▶ _PROBLEM REQUIREMENTS_
Repeat the listing in full. Nothing may be added or left out.

— BEGIN —

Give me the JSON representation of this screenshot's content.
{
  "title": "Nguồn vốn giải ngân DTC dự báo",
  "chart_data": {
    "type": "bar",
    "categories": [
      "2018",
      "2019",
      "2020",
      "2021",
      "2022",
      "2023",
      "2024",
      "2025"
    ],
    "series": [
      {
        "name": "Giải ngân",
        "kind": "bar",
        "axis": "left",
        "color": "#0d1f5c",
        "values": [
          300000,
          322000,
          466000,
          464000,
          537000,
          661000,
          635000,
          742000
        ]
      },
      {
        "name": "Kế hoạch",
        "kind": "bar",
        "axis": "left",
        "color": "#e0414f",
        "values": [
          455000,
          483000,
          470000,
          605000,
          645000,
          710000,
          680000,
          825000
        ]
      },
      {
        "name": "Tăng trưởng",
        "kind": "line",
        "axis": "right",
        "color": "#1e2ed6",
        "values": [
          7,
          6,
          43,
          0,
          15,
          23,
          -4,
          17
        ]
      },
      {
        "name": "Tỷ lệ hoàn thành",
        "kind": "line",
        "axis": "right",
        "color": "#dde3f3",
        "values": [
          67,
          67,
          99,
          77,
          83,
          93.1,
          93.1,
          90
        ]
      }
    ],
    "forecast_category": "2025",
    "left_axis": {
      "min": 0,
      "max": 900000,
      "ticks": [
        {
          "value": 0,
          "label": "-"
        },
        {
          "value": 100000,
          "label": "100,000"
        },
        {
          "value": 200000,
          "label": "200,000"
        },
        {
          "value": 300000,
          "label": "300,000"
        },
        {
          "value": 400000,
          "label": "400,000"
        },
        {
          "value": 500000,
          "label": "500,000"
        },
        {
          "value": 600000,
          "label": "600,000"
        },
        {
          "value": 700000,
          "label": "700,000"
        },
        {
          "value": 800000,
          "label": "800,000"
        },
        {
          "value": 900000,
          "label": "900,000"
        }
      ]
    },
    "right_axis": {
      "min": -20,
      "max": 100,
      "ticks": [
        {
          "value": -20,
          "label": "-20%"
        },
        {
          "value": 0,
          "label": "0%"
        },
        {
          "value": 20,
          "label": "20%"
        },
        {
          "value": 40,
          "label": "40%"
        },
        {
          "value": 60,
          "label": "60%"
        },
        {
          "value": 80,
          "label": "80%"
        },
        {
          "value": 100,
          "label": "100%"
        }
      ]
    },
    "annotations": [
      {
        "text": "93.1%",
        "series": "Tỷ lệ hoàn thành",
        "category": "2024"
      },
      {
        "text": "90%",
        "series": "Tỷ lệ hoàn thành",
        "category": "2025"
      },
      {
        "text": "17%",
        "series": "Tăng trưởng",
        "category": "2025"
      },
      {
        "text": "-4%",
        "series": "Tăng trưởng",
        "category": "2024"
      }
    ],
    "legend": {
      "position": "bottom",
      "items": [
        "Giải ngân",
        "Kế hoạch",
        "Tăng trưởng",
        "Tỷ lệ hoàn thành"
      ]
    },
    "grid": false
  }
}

— END —

▶ _EXERCISE OUTPUT_
Give me the JSON representation of this screenshot's content.
{
  "title": "Nguồn vốn giải ngân DTC dự báo",
  "chart_data": {
    "type": "bar",
    "categories": [
      "2018",
      "2019",
      "2020",
      "2021",
      "2022",
      "2023",
      "2024",
      "2025"
    ],
    "series": [
      {
        "name": "Giải ngân",
        "kind": "bar",
        "axis": "left",
        "color": "#0d1f5c",
        "values": [
          300000,
          322000,
          466000,
          464000,
          537000,
          661000,
          635000,
          742000
        ]
      },
      {
        "name": "Kế hoạch",
        "kind": "bar",
        "axis": "left",
        "color": "#e0414f",
        "values": [
          455000,
          483000,
          470000,
          605000,
          645000,
          710000,
          680000,
          825000
        ]
      },
      {
        "name": "Tăng trưởng",
        "kind": "line",
        "axis": "right",
        "color": "#1e2ed6",
        "values": [
          7,
          6,
          43,
          0,
          15,
          23,
          -4,
          17
        ]
      },
      {
        "name": "Tỷ lệ hoàn thành",
        "kind": "line",
        "axis": "right",
        "color": "#dde3f3",
        "values": [
          67,
          67,
          99,
          77,
          83,
          93.1,
          93.1,
          90
        ]
      }
    ],
    "forecast_category": "2025",
    "left_axis": {
      "min": 0,
      "max": 900000,
      "ticks": [
        {
          "value": 0,
          "label": "-"
        },
        {
          "value": 100000,
          "label": "100,000"
        },
        {
          "value": 200000,
          "label": "200,000"
        },
        {
          "value": 300000,
          "label": "300,000"
        },
        {
          "value": 400000,
          "label": "400,000"
        },
        {
          "value": 500000,
          "label": "500,000"
        },
        {
          "value": 600000,
          "label": "600,000"
        },
        {
          "value": 700000,
          "label": "700,000"
        },
        {
          "value": 800000,
          "label": "800,000"
        },
        {
          "value": 900000,
          "label": "900,000"
        }
      ]
    },
    "right_axis": {
      "min": -20,
      "max": 100,
      "ticks": [
        {
          "value": -20,
          "label": "-20%"
        },
        {
          "value": 0,
          "label": "0%"
        },
        {
          "value": 20,
          "label": "20%"
        },
        {
          "value": 40,
          "label": "40%"
        },
        {
          "value": 60,
          "label": "60%"
        },
        {
          "value": 80,
          "label": "80%"
        },
        {
          "value": 100,
          "label": "100%"
        }
      ]
    },
    "annotations": [
      {
        "text": "93.1%",
        "series": "Tỷ lệ hoàn thành",
        "category": "2024"
      },
      {
        "text": "90%",
        "series": "Tỷ lệ hoàn thành",
        "category": "2025"
      },
      {
        "text": "17%",
        "series": "Tăng trưởng",
        "category": "2025"
      },
      {
        "text": "-4%",
        "series": "Tăng trưởng",
        "category": "2024"
      }
    ],
    "legend": {
      "position": "bottom",
      "items": [
        "Giải ngân",
        "Kế hoạch",
        "Tăng trưởng",
        "Tỷ lệ hoàn thành"
      ]
    },
    "grid": false
  }
}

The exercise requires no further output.